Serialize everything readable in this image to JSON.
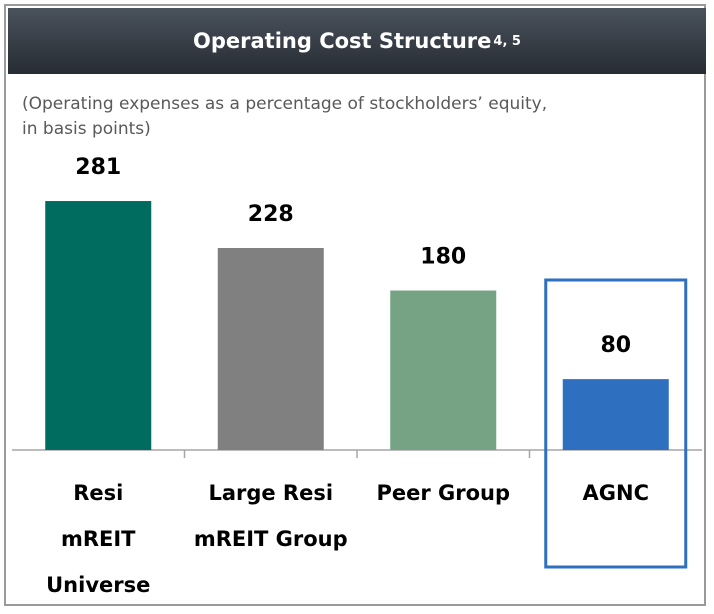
{
  "chart_data": {
    "type": "bar",
    "title": "Operating Cost Structure",
    "title_superscript": "4, 5",
    "subtitle": "(Operating expenses as a percentage of stockholders’ equity, in basis points)",
    "categories": [
      "Resi mREIT Universe",
      "Large Resi mREIT Group",
      "Peer Group",
      "AGNC"
    ],
    "values": [
      281,
      228,
      180,
      80
    ],
    "colors": [
      "#006b5f",
      "#808080",
      "#76a383",
      "#2e6fc0"
    ],
    "highlight": "AGNC"
  }
}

------------------------------------------------------------

▶ **Given task**
Omit every picture, and otherwise quote the entries exactly.

▶ **Exercise response**
Serialize everything readable in this image to JSON.
{
  "chart_data": {
    "type": "bar",
    "title": "Operating Cost Structure",
    "title_superscript": "4, 5",
    "subtitle": "(Operating expenses as a percentage of stockholders’ equity, in basis points)",
    "categories": [
      "Resi mREIT Universe",
      "Large Resi mREIT Group",
      "Peer Group",
      "AGNC"
    ],
    "values": [
      281,
      228,
      180,
      80
    ],
    "colors": [
      "#006b5f",
      "#808080",
      "#76a383",
      "#2e6fc0"
    ],
    "highlight": "AGNC"
  }
}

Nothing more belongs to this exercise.